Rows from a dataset
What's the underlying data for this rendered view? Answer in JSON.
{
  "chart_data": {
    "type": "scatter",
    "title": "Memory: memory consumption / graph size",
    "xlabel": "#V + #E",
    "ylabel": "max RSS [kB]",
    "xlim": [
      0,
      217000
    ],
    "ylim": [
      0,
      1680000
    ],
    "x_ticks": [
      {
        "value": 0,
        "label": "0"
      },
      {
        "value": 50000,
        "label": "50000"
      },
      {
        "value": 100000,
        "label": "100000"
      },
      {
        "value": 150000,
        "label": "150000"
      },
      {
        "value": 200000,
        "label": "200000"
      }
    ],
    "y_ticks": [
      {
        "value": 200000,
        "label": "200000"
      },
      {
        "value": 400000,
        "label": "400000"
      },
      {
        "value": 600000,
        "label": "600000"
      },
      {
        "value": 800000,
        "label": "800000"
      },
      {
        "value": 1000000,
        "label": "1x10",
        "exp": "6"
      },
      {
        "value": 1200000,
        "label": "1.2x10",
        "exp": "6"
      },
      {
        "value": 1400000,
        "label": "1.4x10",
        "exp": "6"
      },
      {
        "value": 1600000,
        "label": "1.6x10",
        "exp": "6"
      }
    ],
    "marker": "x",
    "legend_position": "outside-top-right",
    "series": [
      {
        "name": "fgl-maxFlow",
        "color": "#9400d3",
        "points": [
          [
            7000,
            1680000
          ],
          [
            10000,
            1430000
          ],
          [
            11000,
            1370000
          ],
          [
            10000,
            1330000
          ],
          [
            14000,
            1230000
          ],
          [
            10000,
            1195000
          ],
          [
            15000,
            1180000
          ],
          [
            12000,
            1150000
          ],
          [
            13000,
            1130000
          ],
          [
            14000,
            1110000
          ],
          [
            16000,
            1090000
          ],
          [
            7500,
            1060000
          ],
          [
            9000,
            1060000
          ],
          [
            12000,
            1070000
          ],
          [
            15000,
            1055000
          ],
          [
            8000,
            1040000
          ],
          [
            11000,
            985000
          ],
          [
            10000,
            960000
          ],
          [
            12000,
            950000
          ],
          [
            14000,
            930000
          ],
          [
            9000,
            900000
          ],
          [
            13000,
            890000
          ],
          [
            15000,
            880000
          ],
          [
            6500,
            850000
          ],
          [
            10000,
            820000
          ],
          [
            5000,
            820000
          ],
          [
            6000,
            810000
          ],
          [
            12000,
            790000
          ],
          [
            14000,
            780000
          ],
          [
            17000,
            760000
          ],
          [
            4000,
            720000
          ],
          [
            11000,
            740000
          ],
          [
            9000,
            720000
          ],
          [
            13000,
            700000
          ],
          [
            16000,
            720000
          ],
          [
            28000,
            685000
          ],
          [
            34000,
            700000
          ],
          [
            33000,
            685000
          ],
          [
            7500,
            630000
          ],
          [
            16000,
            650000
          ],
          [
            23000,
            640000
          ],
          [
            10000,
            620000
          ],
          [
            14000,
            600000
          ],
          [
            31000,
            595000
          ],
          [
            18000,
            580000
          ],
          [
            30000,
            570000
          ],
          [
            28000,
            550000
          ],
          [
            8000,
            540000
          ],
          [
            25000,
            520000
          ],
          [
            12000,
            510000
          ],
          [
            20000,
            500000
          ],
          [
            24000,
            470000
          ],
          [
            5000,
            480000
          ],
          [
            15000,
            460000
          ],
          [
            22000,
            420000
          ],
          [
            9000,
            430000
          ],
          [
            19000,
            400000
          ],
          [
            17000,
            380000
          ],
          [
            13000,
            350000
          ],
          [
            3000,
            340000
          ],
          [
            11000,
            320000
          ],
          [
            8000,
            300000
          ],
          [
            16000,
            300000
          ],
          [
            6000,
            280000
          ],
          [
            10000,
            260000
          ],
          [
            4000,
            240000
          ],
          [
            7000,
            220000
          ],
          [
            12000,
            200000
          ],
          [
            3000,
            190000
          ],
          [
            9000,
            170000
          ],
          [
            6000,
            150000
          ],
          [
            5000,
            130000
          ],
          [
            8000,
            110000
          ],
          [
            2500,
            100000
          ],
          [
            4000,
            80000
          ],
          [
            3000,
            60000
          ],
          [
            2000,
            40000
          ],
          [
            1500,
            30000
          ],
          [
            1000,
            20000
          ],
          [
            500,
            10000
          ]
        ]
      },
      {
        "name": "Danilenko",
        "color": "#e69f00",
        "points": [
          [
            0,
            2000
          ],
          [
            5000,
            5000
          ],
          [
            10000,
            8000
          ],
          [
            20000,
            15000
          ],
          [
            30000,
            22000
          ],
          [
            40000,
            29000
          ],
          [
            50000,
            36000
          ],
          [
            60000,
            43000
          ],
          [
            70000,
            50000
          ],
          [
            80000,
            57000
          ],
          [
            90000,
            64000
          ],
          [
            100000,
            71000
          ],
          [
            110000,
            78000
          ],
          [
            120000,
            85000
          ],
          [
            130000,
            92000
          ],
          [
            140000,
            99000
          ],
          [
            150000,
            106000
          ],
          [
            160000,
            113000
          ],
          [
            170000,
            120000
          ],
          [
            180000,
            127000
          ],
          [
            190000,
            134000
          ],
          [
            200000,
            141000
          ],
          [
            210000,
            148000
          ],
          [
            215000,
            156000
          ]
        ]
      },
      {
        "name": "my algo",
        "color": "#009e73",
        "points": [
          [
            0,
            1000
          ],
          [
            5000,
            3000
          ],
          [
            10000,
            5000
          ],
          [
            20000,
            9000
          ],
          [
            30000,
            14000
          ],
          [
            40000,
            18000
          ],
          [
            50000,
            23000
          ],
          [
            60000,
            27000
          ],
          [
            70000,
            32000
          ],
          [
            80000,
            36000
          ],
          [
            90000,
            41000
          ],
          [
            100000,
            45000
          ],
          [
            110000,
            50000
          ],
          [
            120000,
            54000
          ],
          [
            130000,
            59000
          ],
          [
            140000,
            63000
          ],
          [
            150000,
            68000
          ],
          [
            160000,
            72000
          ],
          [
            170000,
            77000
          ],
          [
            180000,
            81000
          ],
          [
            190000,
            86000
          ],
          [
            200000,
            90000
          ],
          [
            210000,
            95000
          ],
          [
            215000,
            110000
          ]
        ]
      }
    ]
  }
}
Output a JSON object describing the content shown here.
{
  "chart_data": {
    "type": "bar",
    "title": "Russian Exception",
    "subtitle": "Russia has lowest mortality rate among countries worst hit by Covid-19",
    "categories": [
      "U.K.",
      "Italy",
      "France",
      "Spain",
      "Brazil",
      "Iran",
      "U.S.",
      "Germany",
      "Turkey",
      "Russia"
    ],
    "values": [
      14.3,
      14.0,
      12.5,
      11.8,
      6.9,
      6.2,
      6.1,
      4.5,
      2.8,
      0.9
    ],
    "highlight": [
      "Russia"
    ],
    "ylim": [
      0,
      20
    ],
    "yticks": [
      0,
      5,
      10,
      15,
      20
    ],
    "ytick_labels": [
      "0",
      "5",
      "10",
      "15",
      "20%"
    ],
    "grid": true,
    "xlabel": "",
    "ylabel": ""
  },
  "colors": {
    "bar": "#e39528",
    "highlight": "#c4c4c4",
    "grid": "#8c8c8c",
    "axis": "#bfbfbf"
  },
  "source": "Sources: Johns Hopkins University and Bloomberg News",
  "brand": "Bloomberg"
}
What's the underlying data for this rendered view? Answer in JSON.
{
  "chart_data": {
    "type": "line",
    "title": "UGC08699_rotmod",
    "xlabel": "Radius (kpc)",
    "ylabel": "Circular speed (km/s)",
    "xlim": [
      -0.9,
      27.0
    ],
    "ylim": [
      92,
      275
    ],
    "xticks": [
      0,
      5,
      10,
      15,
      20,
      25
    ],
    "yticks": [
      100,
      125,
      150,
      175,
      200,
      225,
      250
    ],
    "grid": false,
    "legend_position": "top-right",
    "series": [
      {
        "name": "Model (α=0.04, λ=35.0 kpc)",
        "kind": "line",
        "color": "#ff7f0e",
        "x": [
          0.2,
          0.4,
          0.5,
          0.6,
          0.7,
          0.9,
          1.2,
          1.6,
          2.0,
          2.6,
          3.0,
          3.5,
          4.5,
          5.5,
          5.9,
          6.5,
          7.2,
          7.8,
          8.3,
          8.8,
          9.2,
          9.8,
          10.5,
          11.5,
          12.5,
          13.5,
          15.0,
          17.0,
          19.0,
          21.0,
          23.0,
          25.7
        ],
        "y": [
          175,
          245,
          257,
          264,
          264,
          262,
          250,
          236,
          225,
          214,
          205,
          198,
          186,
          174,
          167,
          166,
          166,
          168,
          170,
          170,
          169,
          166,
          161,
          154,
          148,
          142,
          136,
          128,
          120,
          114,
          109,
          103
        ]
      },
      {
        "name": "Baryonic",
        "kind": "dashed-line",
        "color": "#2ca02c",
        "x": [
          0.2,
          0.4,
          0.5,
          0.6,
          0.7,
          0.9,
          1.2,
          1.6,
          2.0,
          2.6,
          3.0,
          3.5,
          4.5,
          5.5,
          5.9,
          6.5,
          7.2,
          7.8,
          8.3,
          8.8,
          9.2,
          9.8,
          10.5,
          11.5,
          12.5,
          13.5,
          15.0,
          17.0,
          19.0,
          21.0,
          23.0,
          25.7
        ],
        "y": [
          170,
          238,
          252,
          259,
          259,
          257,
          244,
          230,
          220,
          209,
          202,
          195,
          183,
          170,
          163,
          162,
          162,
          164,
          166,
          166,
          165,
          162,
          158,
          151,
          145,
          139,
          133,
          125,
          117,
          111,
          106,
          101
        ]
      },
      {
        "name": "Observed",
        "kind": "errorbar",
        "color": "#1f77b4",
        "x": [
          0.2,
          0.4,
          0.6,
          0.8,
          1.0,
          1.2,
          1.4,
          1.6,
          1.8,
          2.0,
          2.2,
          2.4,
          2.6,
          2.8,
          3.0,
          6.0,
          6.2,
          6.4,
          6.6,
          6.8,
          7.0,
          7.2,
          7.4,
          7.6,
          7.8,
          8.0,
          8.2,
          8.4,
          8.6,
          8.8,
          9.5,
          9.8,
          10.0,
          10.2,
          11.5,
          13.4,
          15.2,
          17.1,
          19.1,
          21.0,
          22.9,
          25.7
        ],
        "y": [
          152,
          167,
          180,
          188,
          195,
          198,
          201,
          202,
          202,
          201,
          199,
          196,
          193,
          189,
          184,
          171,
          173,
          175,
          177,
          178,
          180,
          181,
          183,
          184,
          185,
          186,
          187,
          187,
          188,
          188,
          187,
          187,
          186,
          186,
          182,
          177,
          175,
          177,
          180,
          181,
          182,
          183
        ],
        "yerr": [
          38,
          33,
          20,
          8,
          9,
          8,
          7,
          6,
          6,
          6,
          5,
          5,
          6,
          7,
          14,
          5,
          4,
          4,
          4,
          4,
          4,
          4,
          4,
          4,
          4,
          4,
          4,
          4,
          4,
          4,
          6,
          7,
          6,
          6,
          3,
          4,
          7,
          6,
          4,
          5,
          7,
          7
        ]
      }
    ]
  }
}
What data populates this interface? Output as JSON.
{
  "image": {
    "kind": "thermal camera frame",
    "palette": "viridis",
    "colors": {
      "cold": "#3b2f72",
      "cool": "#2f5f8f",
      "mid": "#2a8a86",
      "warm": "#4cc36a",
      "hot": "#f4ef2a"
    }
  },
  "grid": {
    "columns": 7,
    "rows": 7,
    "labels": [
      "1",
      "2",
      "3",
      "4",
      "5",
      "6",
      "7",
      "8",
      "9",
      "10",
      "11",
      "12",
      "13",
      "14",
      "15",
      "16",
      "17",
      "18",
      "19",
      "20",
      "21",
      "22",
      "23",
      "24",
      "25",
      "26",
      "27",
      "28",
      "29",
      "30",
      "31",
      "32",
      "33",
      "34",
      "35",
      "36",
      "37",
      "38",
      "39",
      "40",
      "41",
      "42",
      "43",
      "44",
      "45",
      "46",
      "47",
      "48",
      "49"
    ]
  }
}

Task description → Every line containing the string "Bloomberg" must be listed.

Written solution →
  "source": "Sources: Johns Hopkins University and Bloomberg News",
  "brand": "Bloomberg"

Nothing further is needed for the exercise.